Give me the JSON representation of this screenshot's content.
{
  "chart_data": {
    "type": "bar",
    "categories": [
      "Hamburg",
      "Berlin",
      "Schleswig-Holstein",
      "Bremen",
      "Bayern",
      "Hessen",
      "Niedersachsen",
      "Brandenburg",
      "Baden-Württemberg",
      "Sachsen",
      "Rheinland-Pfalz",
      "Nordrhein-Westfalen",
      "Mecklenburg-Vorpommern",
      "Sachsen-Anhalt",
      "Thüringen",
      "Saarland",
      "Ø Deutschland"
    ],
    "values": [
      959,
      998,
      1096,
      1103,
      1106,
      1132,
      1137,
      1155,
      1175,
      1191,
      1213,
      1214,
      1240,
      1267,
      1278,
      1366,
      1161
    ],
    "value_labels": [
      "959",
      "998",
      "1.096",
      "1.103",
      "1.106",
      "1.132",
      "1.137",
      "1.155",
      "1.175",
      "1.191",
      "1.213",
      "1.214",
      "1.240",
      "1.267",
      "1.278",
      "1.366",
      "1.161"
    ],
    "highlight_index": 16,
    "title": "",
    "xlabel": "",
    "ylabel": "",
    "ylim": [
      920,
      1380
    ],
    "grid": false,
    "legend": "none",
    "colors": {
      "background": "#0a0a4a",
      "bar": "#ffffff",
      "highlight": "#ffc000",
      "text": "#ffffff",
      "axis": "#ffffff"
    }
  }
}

■ Work to do:
Copy every line verbatim.

■ Final result:
Give me the JSON representation of this screenshot's content.
{
  "chart_data": {
    "type": "bar",
    "categories": [
      "Hamburg",
      "Berlin",
      "Schleswig-Holstein",
      "Bremen",
      "Bayern",
      "Hessen",
      "Niedersachsen",
      "Brandenburg",
      "Baden-Württemberg",
      "Sachsen",
      "Rheinland-Pfalz",
      "Nordrhein-Westfalen",
      "Mecklenburg-Vorpommern",
      "Sachsen-Anhalt",
      "Thüringen",
      "Saarland",
      "Ø Deutschland"
    ],
    "values": [
      959,
      998,
      1096,
      1103,
      1106,
      1132,
      1137,
      1155,
      1175,
      1191,
      1213,
      1214,
      1240,
      1267,
      1278,
      1366,
      1161
    ],
    "value_labels": [
      "959",
      "998",
      "1.096",
      "1.103",
      "1.106",
      "1.132",
      "1.137",
      "1.155",
      "1.175",
      "1.191",
      "1.213",
      "1.214",
      "1.240",
      "1.267",
      "1.278",
      "1.366",
      "1.161"
    ],
    "highlight_index": 16,
    "title": "",
    "xlabel": "",
    "ylabel": "",
    "ylim": [
      920,
      1380
    ],
    "grid": false,
    "legend": "none",
    "colors": {
      "background": "#0a0a4a",
      "bar": "#ffffff",
      "highlight": "#ffc000",
      "text": "#ffffff",
      "axis": "#ffffff"
    }
  }
}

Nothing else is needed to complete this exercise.